What the task asks: Work out how many lines of the records hold the string "underlying", and reply with that number alone.

— Start Listed entries —

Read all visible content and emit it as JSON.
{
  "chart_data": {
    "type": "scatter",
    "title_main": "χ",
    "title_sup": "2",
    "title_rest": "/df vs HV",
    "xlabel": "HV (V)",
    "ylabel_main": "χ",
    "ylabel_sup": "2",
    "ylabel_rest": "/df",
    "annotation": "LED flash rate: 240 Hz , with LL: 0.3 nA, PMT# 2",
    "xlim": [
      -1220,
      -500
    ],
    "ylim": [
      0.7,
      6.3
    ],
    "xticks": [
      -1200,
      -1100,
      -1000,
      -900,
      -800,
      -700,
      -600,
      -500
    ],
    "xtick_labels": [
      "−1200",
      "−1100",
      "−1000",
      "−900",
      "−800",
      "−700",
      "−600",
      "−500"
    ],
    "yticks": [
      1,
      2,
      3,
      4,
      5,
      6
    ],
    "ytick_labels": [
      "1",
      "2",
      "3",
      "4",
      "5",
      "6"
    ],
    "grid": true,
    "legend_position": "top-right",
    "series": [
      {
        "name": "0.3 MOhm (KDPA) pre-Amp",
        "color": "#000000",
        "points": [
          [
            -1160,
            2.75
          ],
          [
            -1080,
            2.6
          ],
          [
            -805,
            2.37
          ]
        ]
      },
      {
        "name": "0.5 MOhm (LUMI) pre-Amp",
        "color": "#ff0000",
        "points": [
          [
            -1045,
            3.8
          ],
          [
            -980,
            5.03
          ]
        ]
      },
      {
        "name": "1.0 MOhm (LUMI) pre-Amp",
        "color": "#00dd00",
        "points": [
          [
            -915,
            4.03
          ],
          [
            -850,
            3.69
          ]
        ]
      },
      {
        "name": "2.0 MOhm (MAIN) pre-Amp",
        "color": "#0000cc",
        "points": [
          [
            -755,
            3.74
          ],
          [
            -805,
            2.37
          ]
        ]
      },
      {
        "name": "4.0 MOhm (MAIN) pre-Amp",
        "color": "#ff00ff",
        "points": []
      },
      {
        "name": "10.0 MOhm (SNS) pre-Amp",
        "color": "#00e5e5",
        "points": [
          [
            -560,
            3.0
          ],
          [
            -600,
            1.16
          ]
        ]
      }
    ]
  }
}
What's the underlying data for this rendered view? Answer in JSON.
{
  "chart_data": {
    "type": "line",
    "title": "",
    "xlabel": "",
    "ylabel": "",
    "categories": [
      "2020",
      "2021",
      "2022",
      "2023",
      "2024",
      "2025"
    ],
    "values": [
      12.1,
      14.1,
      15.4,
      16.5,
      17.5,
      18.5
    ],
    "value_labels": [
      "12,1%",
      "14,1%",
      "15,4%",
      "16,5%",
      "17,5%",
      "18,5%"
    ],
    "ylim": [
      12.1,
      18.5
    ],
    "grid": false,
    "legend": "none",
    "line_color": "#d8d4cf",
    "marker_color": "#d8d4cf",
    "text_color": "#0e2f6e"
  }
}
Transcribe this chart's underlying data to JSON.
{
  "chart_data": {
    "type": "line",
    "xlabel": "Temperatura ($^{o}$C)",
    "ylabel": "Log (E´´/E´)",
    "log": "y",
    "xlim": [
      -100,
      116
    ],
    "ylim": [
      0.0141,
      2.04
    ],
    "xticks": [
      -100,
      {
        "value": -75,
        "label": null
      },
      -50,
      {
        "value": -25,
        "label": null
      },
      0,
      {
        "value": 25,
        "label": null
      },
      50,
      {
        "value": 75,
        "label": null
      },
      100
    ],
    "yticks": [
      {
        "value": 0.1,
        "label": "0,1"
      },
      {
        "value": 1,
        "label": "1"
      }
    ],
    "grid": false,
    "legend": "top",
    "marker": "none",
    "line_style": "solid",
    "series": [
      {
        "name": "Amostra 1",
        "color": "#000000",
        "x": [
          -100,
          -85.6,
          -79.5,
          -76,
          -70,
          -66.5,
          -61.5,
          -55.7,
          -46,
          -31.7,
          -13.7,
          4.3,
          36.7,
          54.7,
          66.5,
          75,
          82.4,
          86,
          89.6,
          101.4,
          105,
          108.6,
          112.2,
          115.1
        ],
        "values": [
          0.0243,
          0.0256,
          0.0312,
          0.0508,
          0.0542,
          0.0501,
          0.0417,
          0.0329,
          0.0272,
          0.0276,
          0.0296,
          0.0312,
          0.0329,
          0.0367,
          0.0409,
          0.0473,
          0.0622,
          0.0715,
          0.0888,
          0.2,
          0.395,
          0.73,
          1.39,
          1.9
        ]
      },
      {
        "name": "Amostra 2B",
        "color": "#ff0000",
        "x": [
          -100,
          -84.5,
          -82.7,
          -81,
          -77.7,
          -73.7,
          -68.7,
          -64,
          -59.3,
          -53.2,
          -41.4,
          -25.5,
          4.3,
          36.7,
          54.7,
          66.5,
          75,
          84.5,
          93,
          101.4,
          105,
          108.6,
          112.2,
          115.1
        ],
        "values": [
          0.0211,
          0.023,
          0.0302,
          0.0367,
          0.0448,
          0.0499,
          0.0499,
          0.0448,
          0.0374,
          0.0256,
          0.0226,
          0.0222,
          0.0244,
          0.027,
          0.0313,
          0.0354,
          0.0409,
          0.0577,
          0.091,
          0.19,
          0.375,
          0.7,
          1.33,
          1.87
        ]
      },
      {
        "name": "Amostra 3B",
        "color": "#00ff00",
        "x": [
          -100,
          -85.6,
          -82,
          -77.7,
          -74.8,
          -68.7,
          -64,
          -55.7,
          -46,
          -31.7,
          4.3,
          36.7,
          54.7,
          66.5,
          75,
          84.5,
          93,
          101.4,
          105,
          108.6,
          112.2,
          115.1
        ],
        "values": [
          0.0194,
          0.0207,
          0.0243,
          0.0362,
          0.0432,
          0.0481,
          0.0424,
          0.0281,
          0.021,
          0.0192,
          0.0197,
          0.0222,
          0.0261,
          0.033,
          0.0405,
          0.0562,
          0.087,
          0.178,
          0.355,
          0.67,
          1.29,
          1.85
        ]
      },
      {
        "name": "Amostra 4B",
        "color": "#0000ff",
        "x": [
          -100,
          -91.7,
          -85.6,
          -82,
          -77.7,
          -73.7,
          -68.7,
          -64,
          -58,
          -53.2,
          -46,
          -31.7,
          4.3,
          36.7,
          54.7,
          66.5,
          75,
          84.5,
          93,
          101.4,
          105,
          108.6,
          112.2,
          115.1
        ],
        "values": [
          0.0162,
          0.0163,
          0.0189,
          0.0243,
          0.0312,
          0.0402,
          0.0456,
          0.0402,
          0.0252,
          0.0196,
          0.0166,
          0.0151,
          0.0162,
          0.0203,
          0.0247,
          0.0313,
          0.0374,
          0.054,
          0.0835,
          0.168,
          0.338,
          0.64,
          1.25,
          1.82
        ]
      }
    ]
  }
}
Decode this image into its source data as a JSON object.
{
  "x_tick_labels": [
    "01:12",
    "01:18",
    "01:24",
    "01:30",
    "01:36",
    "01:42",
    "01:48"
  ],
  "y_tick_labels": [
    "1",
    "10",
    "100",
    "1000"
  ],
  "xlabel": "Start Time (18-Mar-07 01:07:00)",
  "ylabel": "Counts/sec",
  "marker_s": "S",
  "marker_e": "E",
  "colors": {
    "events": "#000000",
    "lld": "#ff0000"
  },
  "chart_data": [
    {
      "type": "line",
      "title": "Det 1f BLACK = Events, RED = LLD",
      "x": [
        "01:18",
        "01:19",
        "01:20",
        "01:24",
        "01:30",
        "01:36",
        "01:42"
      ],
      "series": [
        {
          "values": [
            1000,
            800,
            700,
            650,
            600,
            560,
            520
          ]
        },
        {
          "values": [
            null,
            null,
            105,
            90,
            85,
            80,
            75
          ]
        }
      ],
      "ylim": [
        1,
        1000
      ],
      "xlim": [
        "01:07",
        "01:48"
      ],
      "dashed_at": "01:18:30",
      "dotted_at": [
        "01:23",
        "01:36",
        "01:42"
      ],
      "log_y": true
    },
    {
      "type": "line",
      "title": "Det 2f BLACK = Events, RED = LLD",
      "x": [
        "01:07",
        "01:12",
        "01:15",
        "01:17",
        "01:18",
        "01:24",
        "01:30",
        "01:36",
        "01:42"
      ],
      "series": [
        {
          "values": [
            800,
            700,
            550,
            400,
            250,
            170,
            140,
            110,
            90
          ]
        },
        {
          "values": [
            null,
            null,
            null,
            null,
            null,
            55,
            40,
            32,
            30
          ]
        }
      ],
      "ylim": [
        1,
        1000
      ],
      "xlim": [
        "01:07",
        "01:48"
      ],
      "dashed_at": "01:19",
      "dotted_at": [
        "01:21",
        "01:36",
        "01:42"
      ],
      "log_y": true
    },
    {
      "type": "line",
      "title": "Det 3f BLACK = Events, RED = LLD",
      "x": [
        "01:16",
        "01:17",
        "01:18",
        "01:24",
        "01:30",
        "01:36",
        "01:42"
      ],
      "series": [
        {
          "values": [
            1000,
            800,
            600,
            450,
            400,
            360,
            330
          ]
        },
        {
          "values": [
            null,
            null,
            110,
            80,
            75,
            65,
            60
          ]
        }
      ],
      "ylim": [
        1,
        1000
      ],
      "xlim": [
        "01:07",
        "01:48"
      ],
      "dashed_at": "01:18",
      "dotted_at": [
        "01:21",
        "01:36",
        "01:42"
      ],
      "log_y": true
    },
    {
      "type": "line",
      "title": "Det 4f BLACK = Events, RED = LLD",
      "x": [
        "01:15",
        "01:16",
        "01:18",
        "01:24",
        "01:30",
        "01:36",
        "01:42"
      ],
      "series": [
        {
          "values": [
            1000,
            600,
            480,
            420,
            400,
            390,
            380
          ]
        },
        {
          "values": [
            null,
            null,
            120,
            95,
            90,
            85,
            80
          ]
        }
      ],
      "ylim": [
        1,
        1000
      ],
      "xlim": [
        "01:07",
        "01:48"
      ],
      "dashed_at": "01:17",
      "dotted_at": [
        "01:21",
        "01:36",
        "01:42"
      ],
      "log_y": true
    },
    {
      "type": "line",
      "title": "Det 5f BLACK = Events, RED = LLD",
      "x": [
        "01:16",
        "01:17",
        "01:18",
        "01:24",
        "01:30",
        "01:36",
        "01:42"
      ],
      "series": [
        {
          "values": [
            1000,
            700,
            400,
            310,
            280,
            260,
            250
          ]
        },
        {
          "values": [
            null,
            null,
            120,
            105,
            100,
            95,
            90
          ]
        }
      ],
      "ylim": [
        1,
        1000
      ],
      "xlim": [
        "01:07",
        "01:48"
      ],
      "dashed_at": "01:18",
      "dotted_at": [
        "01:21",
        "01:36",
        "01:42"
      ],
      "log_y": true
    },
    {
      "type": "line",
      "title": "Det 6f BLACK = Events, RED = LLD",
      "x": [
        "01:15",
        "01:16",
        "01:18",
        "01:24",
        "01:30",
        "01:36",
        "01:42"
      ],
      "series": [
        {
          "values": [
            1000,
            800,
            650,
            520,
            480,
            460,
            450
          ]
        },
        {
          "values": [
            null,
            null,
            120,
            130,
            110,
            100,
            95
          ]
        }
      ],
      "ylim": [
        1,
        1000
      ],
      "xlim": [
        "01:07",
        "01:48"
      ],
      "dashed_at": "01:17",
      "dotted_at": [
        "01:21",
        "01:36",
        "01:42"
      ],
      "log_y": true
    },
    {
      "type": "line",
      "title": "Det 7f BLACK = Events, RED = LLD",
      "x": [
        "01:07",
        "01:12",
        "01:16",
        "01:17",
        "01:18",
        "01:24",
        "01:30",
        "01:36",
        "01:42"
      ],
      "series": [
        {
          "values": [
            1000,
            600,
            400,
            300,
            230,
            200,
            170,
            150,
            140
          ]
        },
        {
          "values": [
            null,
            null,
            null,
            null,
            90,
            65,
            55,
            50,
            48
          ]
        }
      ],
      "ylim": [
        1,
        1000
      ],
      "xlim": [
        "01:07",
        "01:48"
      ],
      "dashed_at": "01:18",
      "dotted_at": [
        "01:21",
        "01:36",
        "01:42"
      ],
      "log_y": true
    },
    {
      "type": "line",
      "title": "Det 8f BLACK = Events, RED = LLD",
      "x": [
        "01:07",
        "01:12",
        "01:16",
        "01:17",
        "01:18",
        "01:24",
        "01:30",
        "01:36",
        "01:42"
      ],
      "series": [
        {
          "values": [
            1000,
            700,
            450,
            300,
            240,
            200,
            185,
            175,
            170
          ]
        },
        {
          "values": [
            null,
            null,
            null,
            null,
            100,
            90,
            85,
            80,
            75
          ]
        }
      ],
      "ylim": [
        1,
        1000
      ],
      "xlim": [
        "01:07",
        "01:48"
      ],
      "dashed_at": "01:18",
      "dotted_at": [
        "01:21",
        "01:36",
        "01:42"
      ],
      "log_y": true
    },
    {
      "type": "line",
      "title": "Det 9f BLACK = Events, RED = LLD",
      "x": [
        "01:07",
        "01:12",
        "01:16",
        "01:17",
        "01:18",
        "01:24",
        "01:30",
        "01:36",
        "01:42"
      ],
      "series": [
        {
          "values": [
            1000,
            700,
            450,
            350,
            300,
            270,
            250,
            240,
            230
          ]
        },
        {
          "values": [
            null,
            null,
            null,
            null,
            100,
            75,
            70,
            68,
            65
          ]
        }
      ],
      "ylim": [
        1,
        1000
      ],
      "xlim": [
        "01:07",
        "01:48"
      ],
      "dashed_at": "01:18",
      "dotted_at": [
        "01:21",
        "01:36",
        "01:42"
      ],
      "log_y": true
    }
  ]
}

— End Listed entries —

Answer: 2